▶ **AIM**
Everything in the data should be repeated exactly, save for the images.

---------- MATERIAL TO PROCESS ----------

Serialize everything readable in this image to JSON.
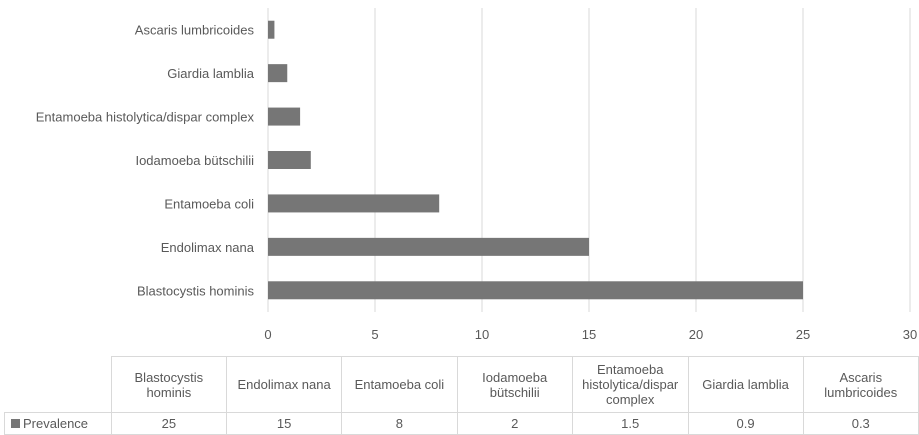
{
  "chart_data": {
    "type": "bar",
    "orientation": "horizontal",
    "categories": [
      "Blastocystis hominis",
      "Endolimax nana",
      "Entamoeba coli",
      "Iodamoeba bütschilii",
      "Entamoeba histolytica/dispar complex",
      "Giardia lamblia",
      "Ascaris lumbricoides"
    ],
    "table_headers": [
      "Blastocystis hominis",
      "Endolimax nana",
      "Entamoeba coli",
      "Iodamoeba bütschilii",
      "Entamoeba histolytica/dispar complex",
      "Giardia lamblia",
      "Ascaris lumbricoides"
    ],
    "series": [
      {
        "name": "Prevalence",
        "values": [
          25,
          15,
          8,
          2,
          1.5,
          0.9,
          0.3
        ]
      }
    ],
    "value_labels": [
      "25",
      "15",
      "8",
      "2",
      "1.5",
      "0.9",
      "0.3"
    ],
    "xlim": [
      0,
      30
    ],
    "xticks": [
      "0",
      "5",
      "10",
      "15",
      "20",
      "25",
      "30"
    ],
    "grid": true,
    "legend": "data-table",
    "color": "#767676"
  }
}
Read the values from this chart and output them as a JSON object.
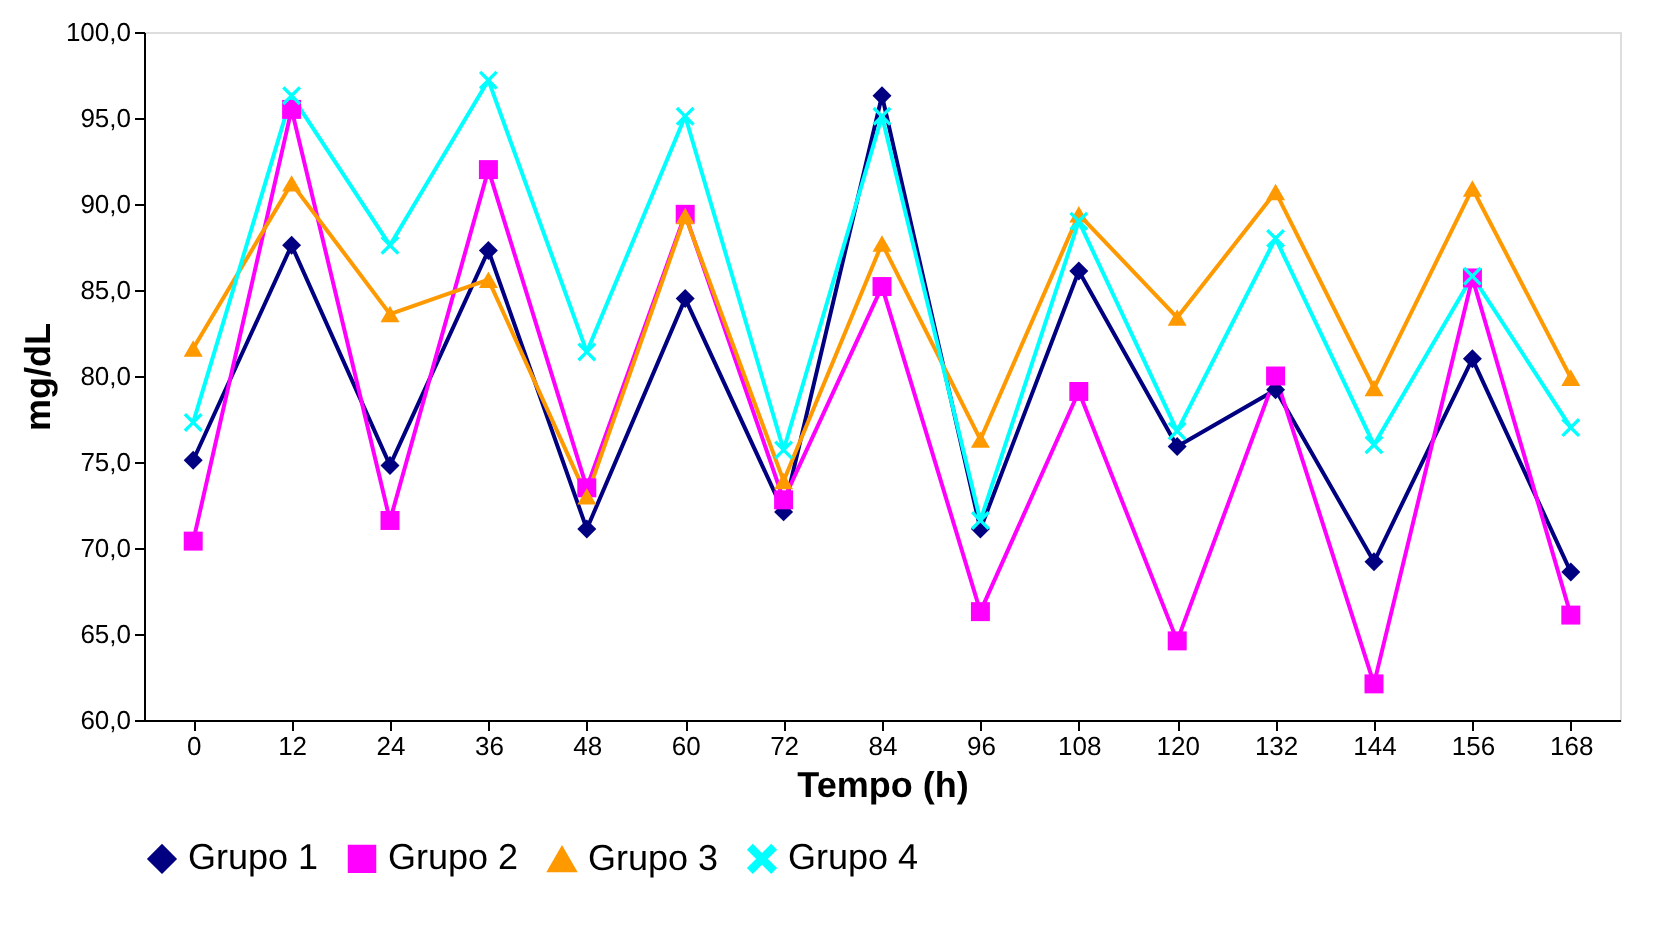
{
  "chart_data": {
    "type": "line",
    "xlabel": "Tempo (h)",
    "ylabel": "mg/dL",
    "categories": [
      "0",
      "12",
      "24",
      "36",
      "48",
      "60",
      "72",
      "84",
      "96",
      "108",
      "120",
      "132",
      "144",
      "156",
      "168"
    ],
    "series": [
      {
        "name": "Grupo 1",
        "color": "#000080",
        "marker": "diamond",
        "values": [
          75.1,
          87.6,
          74.8,
          87.3,
          71.1,
          84.5,
          72.1,
          96.3,
          71.1,
          86.1,
          75.9,
          79.2,
          69.2,
          81.0,
          68.6
        ]
      },
      {
        "name": "Grupo 2",
        "color": "#ff00ff",
        "marker": "square",
        "values": [
          70.4,
          95.5,
          71.6,
          92.0,
          73.5,
          89.4,
          72.8,
          85.2,
          66.3,
          79.1,
          64.6,
          80.0,
          62.1,
          85.7,
          66.1
        ]
      },
      {
        "name": "Grupo 3",
        "color": "#ff9900",
        "marker": "triangle",
        "values": [
          81.6,
          91.2,
          83.6,
          85.6,
          73.0,
          89.3,
          73.9,
          87.7,
          76.3,
          89.4,
          83.4,
          90.7,
          79.3,
          90.9,
          79.9
        ]
      },
      {
        "name": "Grupo 4",
        "color": "#00ffff",
        "marker": "cross",
        "values": [
          77.3,
          96.3,
          87.6,
          97.2,
          81.4,
          95.1,
          75.7,
          95.1,
          71.6,
          89.0,
          76.8,
          88.0,
          76.0,
          85.8,
          77.0
        ]
      }
    ],
    "ylim": [
      60,
      100
    ],
    "yticks": [
      {
        "value": 60,
        "label": "60,0"
      },
      {
        "value": 65,
        "label": "65,0"
      },
      {
        "value": 70,
        "label": "70,0"
      },
      {
        "value": 75,
        "label": "75,0"
      },
      {
        "value": 80,
        "label": "80,0"
      },
      {
        "value": 85,
        "label": "85,0"
      },
      {
        "value": 90,
        "label": "90,0"
      },
      {
        "value": 95,
        "label": "95,0"
      },
      {
        "value": 100,
        "label": "100,0"
      }
    ],
    "grid": false,
    "legend": "bottom",
    "line_style": "solid"
  }
}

----------

▶ **EXERCISE ANSWER**
Serialize everything readable in this image to JSON.
{
  "chart_data": {
    "type": "bar",
    "orientation": "horizontal",
    "categories": [
      "Blastocystis hominis",
      "Endolimax nana",
      "Entamoeba coli",
      "Iodamoeba bütschilii",
      "Entamoeba histolytica/dispar complex",
      "Giardia lamblia",
      "Ascaris lumbricoides"
    ],
    "table_headers": [
      "Blastocystis hominis",
      "Endolimax nana",
      "Entamoeba coli",
      "Iodamoeba bütschilii",
      "Entamoeba histolytica/dispar complex",
      "Giardia lamblia",
      "Ascaris lumbricoides"
    ],
    "series": [
      {
        "name": "Prevalence",
        "values": [
          25,
          15,
          8,
          2,
          1.5,
          0.9,
          0.3
        ]
      }
    ],
    "value_labels": [
      "25",
      "15",
      "8",
      "2",
      "1.5",
      "0.9",
      "0.3"
    ],
    "xlim": [
      0,
      30
    ],
    "xticks": [
      "0",
      "5",
      "10",
      "15",
      "20",
      "25",
      "30"
    ],
    "grid": true,
    "legend": "data-table",
    "color": "#767676"
  }
}
Read the values from this chart and output them as a JSON object.
{
  "chart_data": {
    "type": "line",
    "xlabel": "Tempo (h)",
    "ylabel": "mg/dL",
    "categories": [
      "0",
      "12",
      "24",
      "36",
      "48",
      "60",
      "72",
      "84",
      "96",
      "108",
      "120",
      "132",
      "144",
      "156",
      "168"
    ],
    "series": [
      {
        "name": "Grupo 1",
        "color": "#000080",
        "marker": "diamond",
        "values": [
          75.1,
          87.6,
          74.8,
          87.3,
          71.1,
          84.5,
          72.1,
          96.3,
          71.1,
          86.1,
          75.9,
          79.2,
          69.2,
          81.0,
          68.6
        ]
      },
      {
        "name": "Grupo 2",
        "color": "#ff00ff",
        "marker": "square",
        "values": [
          70.4,
          95.5,
          71.6,
          92.0,
          73.5,
          89.4,
          72.8,
          85.2,
          66.3,
          79.1,
          64.6,
          80.0,
          62.1,
          85.7,
          66.1
        ]
      },
      {
        "name": "Grupo 3",
        "color": "#ff9900",
        "marker": "triangle",
        "values": [
          81.6,
          91.2,
          83.6,
          85.6,
          73.0,
          89.3,
          73.9,
          87.7,
          76.3,
          89.4,
          83.4,
          90.7,
          79.3,
          90.9,
          79.9
        ]
      },
      {
        "name": "Grupo 4",
        "color": "#00ffff",
        "marker": "cross",
        "values": [
          77.3,
          96.3,
          87.6,
          97.2,
          81.4,
          95.1,
          75.7,
          95.1,
          71.6,
          89.0,
          76.8,
          88.0,
          76.0,
          85.8,
          77.0
        ]
      }
    ],
    "ylim": [
      60,
      100
    ],
    "yticks": [
      {
        "value": 60,
        "label": "60,0"
      },
      {
        "value": 65,
        "label": "65,0"
      },
      {
        "value": 70,
        "label": "70,0"
      },
      {
        "value": 75,
        "label": "75,0"
      },
      {
        "value": 80,
        "label": "80,0"
      },
      {
        "value": 85,
        "label": "85,0"
      },
      {
        "value": 90,
        "label": "90,0"
      },
      {
        "value": 95,
        "label": "95,0"
      },
      {
        "value": 100,
        "label": "100,0"
      }
    ],
    "grid": false,
    "legend": "bottom",
    "line_style": "solid"
  }
}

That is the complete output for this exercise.